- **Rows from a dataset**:
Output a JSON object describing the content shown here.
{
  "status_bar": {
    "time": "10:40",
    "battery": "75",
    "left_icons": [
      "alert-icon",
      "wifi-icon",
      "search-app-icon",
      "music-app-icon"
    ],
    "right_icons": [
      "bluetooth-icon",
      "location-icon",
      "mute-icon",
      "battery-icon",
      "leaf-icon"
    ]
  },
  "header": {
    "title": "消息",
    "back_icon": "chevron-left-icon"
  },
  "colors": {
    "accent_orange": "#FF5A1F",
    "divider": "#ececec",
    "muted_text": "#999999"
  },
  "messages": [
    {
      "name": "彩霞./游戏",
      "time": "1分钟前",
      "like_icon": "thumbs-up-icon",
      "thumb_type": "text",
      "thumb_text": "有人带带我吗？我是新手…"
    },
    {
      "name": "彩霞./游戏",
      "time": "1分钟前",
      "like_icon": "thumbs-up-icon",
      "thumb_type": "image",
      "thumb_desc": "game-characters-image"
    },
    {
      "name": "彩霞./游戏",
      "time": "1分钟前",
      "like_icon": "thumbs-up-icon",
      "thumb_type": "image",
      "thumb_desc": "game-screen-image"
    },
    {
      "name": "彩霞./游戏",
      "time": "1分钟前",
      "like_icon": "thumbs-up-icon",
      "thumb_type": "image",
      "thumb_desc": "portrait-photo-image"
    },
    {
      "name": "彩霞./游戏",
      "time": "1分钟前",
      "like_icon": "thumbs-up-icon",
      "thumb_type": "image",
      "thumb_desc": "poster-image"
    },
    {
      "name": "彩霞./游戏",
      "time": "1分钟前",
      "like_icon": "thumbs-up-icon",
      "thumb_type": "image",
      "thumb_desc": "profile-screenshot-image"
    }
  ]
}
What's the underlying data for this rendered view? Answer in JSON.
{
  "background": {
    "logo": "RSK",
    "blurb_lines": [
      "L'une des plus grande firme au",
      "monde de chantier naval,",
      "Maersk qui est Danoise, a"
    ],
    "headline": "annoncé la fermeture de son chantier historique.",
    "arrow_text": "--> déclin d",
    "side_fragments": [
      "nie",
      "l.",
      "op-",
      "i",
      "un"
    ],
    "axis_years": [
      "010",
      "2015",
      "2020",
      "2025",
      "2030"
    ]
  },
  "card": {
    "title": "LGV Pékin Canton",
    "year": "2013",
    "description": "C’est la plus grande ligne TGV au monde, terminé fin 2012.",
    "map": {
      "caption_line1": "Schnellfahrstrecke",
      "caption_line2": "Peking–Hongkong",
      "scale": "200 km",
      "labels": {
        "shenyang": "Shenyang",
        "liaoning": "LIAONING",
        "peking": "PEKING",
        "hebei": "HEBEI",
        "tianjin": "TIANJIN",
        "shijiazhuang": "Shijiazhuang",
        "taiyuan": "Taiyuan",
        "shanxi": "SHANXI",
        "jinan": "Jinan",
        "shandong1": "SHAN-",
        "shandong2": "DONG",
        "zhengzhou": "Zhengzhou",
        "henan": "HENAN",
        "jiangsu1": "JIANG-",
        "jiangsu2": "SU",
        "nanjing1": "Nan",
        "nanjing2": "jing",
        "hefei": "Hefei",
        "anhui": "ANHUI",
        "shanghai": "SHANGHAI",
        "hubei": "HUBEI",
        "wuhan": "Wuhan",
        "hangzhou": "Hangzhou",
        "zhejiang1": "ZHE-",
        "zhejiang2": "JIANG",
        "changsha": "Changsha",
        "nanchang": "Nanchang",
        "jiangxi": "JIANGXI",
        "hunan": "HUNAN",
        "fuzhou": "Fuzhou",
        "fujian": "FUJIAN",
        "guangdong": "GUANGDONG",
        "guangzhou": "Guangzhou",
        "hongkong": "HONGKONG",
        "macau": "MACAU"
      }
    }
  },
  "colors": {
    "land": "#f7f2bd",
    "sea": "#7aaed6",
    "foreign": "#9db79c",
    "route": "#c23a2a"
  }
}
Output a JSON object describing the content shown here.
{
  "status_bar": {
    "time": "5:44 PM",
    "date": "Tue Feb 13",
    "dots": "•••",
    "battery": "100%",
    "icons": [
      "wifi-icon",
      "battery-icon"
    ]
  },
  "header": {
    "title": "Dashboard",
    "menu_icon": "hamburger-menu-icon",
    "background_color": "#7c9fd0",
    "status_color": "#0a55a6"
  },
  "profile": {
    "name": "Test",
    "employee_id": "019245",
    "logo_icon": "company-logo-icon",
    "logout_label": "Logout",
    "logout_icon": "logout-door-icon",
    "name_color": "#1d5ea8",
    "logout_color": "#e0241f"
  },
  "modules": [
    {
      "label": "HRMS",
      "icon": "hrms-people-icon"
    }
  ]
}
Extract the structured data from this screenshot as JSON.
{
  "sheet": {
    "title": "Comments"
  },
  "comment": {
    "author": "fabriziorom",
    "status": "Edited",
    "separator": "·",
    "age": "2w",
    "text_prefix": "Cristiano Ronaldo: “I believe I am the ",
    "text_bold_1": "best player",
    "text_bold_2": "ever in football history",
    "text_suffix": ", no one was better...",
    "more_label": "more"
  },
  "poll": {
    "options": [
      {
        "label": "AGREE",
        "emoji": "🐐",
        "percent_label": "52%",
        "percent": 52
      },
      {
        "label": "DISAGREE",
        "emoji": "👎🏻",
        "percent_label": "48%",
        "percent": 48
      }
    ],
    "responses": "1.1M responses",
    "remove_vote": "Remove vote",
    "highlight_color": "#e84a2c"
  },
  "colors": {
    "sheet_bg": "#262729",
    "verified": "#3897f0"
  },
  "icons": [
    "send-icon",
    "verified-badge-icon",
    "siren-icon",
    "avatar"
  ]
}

- **EXERCISE INSTRUCTIONS**:
All of the data must be returned exactly.

- **EXERCISE RESULT**:
Output a JSON object describing the content shown here.
{
  "status_bar": {
    "time": "10:40",
    "battery": "75",
    "left_icons": [
      "alert-icon",
      "wifi-icon",
      "search-app-icon",
      "music-app-icon"
    ],
    "right_icons": [
      "bluetooth-icon",
      "location-icon",
      "mute-icon",
      "battery-icon",
      "leaf-icon"
    ]
  },
  "header": {
    "title": "消息",
    "back_icon": "chevron-left-icon"
  },
  "colors": {
    "accent_orange": "#FF5A1F",
    "divider": "#ececec",
    "muted_text": "#999999"
  },
  "messages": [
    {
      "name": "彩霞./游戏",
      "time": "1分钟前",
      "like_icon": "thumbs-up-icon",
      "thumb_type": "text",
      "thumb_text": "有人带带我吗？我是新手…"
    },
    {
      "name": "彩霞./游戏",
      "time": "1分钟前",
      "like_icon": "thumbs-up-icon",
      "thumb_type": "image",
      "thumb_desc": "game-characters-image"
    },
    {
      "name": "彩霞./游戏",
      "time": "1分钟前",
      "like_icon": "thumbs-up-icon",
      "thumb_type": "image",
      "thumb_desc": "game-screen-image"
    },
    {
      "name": "彩霞./游戏",
      "time": "1分钟前",
      "like_icon": "thumbs-up-icon",
      "thumb_type": "image",
      "thumb_desc": "portrait-photo-image"
    },
    {
      "name": "彩霞./游戏",
      "time": "1分钟前",
      "like_icon": "thumbs-up-icon",
      "thumb_type": "image",
      "thumb_desc": "poster-image"
    },
    {
      "name": "彩霞./游戏",
      "time": "1分钟前",
      "like_icon": "thumbs-up-icon",
      "thumb_type": "image",
      "thumb_desc": "profile-screenshot-image"
    }
  ]
}
What's the underlying data for this rendered view? Answer in JSON.
{
  "background": {
    "logo": "RSK",
    "blurb_lines": [
      "L'une des plus grande firme au",
      "monde de chantier naval,",
      "Maersk qui est Danoise, a"
    ],
    "headline": "annoncé la fermeture de son chantier historique.",
    "arrow_text": "--> déclin d",
    "side_fragments": [
      "nie",
      "l.",
      "op-",
      "i",
      "un"
    ],
    "axis_years": [
      "010",
      "2015",
      "2020",
      "2025",
      "2030"
    ]
  },
  "card": {
    "title": "LGV Pékin Canton",
    "year": "2013",
    "description": "C’est la plus grande ligne TGV au monde, terminé fin 2012.",
    "map": {
      "caption_line1": "Schnellfahrstrecke",
      "caption_line2": "Peking–Hongkong",
      "scale": "200 km",
      "labels": {
        "shenyang": "Shenyang",
        "liaoning": "LIAONING",
        "peking": "PEKING",
        "hebei": "HEBEI",
        "tianjin": "TIANJIN",
        "shijiazhuang": "Shijiazhuang",
        "taiyuan": "Taiyuan",
        "shanxi": "SHANXI",
        "jinan": "Jinan",
        "shandong1": "SHAN-",
        "shandong2": "DONG",
        "zhengzhou": "Zhengzhou",
        "henan": "HENAN",
        "jiangsu1": "JIANG-",
        "jiangsu2": "SU",
        "nanjing1": "Nan",
        "nanjing2": "jing",
        "hefei": "Hefei",
        "anhui": "ANHUI",
        "shanghai": "SHANGHAI",
        "hubei": "HUBEI",
        "wuhan": "Wuhan",
        "hangzhou": "Hangzhou",
        "zhejiang1": "ZHE-",
        "zhejiang2": "JIANG",
        "changsha": "Changsha",
        "nanchang": "Nanchang",
        "jiangxi": "JIANGXI",
        "hunan": "HUNAN",
        "fuzhou": "Fuzhou",
        "fujian": "FUJIAN",
        "guangdong": "GUANGDONG",
        "guangzhou": "Guangzhou",
        "hongkong": "HONGKONG",
        "macau": "MACAU"
      }
    }
  },
  "colors": {
    "land": "#f7f2bd",
    "sea": "#7aaed6",
    "foreign": "#9db79c",
    "route": "#c23a2a"
  }
}
Output a JSON object describing the content shown here.
{
  "status_bar": {
    "time": "5:44 PM",
    "date": "Tue Feb 13",
    "dots": "•••",
    "battery": "100%",
    "icons": [
      "wifi-icon",
      "battery-icon"
    ]
  },
  "header": {
    "title": "Dashboard",
    "menu_icon": "hamburger-menu-icon",
    "background_color": "#7c9fd0",
    "status_color": "#0a55a6"
  },
  "profile": {
    "name": "Test",
    "employee_id": "019245",
    "logo_icon": "company-logo-icon",
    "logout_label": "Logout",
    "logout_icon": "logout-door-icon",
    "name_color": "#1d5ea8",
    "logout_color": "#e0241f"
  },
  "modules": [
    {
      "label": "HRMS",
      "icon": "hrms-people-icon"
    }
  ]
}
Extract the structured data from this screenshot as JSON.
{
  "sheet": {
    "title": "Comments"
  },
  "comment": {
    "author": "fabriziorom",
    "status": "Edited",
    "separator": "·",
    "age": "2w",
    "text_prefix": "Cristiano Ronaldo: “I believe I am the ",
    "text_bold_1": "best player",
    "text_bold_2": "ever in football history",
    "text_suffix": ", no one was better...",
    "more_label": "more"
  },
  "poll": {
    "options": [
      {
        "label": "AGREE",
        "emoji": "🐐",
        "percent_label": "52%",
        "percent": 52
      },
      {
        "label": "DISAGREE",
        "emoji": "👎🏻",
        "percent_label": "48%",
        "percent": 48
      }
    ],
    "responses": "1.1M responses",
    "remove_vote": "Remove vote",
    "highlight_color": "#e84a2c"
  },
  "colors": {
    "sheet_bg": "#262729",
    "verified": "#3897f0"
  },
  "icons": [
    "send-icon",
    "verified-badge-icon",
    "siren-icon",
    "avatar"
  ]
}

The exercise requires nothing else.